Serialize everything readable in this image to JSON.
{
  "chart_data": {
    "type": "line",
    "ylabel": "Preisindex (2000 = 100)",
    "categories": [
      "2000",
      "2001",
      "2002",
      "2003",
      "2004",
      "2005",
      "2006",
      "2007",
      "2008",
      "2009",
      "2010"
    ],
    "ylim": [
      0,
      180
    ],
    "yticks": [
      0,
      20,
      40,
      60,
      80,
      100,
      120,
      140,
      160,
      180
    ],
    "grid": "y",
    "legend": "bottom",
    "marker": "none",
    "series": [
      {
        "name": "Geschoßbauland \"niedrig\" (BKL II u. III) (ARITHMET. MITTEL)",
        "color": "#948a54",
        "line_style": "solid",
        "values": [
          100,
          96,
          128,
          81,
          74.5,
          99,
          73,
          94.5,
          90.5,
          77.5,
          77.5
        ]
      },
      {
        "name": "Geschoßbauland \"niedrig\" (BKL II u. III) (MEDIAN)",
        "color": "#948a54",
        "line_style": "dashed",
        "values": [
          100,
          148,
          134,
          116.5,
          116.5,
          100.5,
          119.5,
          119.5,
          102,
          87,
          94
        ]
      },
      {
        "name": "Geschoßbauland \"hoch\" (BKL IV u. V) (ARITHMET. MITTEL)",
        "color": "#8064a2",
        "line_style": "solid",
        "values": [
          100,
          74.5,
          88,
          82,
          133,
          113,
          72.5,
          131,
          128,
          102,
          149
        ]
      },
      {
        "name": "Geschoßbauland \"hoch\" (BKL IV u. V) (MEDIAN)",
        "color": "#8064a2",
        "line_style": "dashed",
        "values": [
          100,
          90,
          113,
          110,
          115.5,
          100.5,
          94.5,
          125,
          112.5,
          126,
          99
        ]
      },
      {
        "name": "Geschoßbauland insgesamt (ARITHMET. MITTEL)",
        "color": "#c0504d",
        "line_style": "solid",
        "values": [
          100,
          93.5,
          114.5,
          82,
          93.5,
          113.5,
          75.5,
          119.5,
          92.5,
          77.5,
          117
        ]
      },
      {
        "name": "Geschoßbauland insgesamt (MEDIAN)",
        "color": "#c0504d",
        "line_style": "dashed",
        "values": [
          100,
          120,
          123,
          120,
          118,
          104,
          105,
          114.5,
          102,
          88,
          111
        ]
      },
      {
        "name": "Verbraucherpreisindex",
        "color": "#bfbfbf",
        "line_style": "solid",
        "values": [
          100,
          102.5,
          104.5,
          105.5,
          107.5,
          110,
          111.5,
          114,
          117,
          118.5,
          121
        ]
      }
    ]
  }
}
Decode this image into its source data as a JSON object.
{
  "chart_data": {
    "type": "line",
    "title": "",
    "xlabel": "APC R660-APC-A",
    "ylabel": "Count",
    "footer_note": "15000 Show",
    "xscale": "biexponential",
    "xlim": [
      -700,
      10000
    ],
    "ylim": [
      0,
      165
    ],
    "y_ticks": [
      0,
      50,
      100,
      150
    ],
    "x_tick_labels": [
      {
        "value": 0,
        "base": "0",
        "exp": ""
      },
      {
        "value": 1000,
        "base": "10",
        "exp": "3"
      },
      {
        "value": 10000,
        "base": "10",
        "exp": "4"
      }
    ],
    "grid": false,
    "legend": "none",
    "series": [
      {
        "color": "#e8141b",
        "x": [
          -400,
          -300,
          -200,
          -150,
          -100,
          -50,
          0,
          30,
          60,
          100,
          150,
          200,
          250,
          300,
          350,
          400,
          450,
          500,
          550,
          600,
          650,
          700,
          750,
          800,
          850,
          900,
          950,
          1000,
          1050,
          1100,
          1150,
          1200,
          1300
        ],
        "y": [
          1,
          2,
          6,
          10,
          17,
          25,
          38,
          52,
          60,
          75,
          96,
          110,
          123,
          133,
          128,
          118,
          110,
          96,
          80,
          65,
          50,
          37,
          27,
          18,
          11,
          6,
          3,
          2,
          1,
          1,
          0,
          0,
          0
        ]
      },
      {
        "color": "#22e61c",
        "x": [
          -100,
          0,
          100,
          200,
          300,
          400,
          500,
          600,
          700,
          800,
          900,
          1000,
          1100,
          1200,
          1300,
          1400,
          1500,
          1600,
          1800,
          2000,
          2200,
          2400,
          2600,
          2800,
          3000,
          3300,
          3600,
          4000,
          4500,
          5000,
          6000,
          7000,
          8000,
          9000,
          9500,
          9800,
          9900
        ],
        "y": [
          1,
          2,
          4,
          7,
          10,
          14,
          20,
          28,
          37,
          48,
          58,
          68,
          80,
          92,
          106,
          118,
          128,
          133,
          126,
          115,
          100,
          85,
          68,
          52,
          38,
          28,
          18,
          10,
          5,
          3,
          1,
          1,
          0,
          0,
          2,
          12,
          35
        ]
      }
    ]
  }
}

Exercise: Set down all of the records shown above once more, exactly.

Result for this task:
Serialize everything readable in this image to JSON.
{
  "chart_data": {
    "type": "line",
    "ylabel": "Preisindex (2000 = 100)",
    "categories": [
      "2000",
      "2001",
      "2002",
      "2003",
      "2004",
      "2005",
      "2006",
      "2007",
      "2008",
      "2009",
      "2010"
    ],
    "ylim": [
      0,
      180
    ],
    "yticks": [
      0,
      20,
      40,
      60,
      80,
      100,
      120,
      140,
      160,
      180
    ],
    "grid": "y",
    "legend": "bottom",
    "marker": "none",
    "series": [
      {
        "name": "Geschoßbauland \"niedrig\" (BKL II u. III) (ARITHMET. MITTEL)",
        "color": "#948a54",
        "line_style": "solid",
        "values": [
          100,
          96,
          128,
          81,
          74.5,
          99,
          73,
          94.5,
          90.5,
          77.5,
          77.5
        ]
      },
      {
        "name": "Geschoßbauland \"niedrig\" (BKL II u. III) (MEDIAN)",
        "color": "#948a54",
        "line_style": "dashed",
        "values": [
          100,
          148,
          134,
          116.5,
          116.5,
          100.5,
          119.5,
          119.5,
          102,
          87,
          94
        ]
      },
      {
        "name": "Geschoßbauland \"hoch\" (BKL IV u. V) (ARITHMET. MITTEL)",
        "color": "#8064a2",
        "line_style": "solid",
        "values": [
          100,
          74.5,
          88,
          82,
          133,
          113,
          72.5,
          131,
          128,
          102,
          149
        ]
      },
      {
        "name": "Geschoßbauland \"hoch\" (BKL IV u. V) (MEDIAN)",
        "color": "#8064a2",
        "line_style": "dashed",
        "values": [
          100,
          90,
          113,
          110,
          115.5,
          100.5,
          94.5,
          125,
          112.5,
          126,
          99
        ]
      },
      {
        "name": "Geschoßbauland insgesamt (ARITHMET. MITTEL)",
        "color": "#c0504d",
        "line_style": "solid",
        "values": [
          100,
          93.5,
          114.5,
          82,
          93.5,
          113.5,
          75.5,
          119.5,
          92.5,
          77.5,
          117
        ]
      },
      {
        "name": "Geschoßbauland insgesamt (MEDIAN)",
        "color": "#c0504d",
        "line_style": "dashed",
        "values": [
          100,
          120,
          123,
          120,
          118,
          104,
          105,
          114.5,
          102,
          88,
          111
        ]
      },
      {
        "name": "Verbraucherpreisindex",
        "color": "#bfbfbf",
        "line_style": "solid",
        "values": [
          100,
          102.5,
          104.5,
          105.5,
          107.5,
          110,
          111.5,
          114,
          117,
          118.5,
          121
        ]
      }
    ]
  }
}
Decode this image into its source data as a JSON object.
{
  "chart_data": {
    "type": "line",
    "title": "",
    "xlabel": "APC R660-APC-A",
    "ylabel": "Count",
    "footer_note": "15000 Show",
    "xscale": "biexponential",
    "xlim": [
      -700,
      10000
    ],
    "ylim": [
      0,
      165
    ],
    "y_ticks": [
      0,
      50,
      100,
      150
    ],
    "x_tick_labels": [
      {
        "value": 0,
        "base": "0",
        "exp": ""
      },
      {
        "value": 1000,
        "base": "10",
        "exp": "3"
      },
      {
        "value": 10000,
        "base": "10",
        "exp": "4"
      }
    ],
    "grid": false,
    "legend": "none",
    "series": [
      {
        "color": "#e8141b",
        "x": [
          -400,
          -300,
          -200,
          -150,
          -100,
          -50,
          0,
          30,
          60,
          100,
          150,
          200,
          250,
          300,
          350,
          400,
          450,
          500,
          550,
          600,
          650,
          700,
          750,
          800,
          850,
          900,
          950,
          1000,
          1050,
          1100,
          1150,
          1200,
          1300
        ],
        "y": [
          1,
          2,
          6,
          10,
          17,
          25,
          38,
          52,
          60,
          75,
          96,
          110,
          123,
          133,
          128,
          118,
          110,
          96,
          80,
          65,
          50,
          37,
          27,
          18,
          11,
          6,
          3,
          2,
          1,
          1,
          0,
          0,
          0
        ]
      },
      {
        "color": "#22e61c",
        "x": [
          -100,
          0,
          100,
          200,
          300,
          400,
          500,
          600,
          700,
          800,
          900,
          1000,
          1100,
          1200,
          1300,
          1400,
          1500,
          1600,
          1800,
          2000,
          2200,
          2400,
          2600,
          2800,
          3000,
          3300,
          3600,
          4000,
          4500,
          5000,
          6000,
          7000,
          8000,
          9000,
          9500,
          9800,
          9900
        ],
        "y": [
          1,
          2,
          4,
          7,
          10,
          14,
          20,
          28,
          37,
          48,
          58,
          68,
          80,
          92,
          106,
          118,
          128,
          133,
          126,
          115,
          100,
          85,
          68,
          52,
          38,
          28,
          18,
          10,
          5,
          3,
          1,
          1,
          0,
          0,
          2,
          12,
          35
        ]
      }
    ]
  }
}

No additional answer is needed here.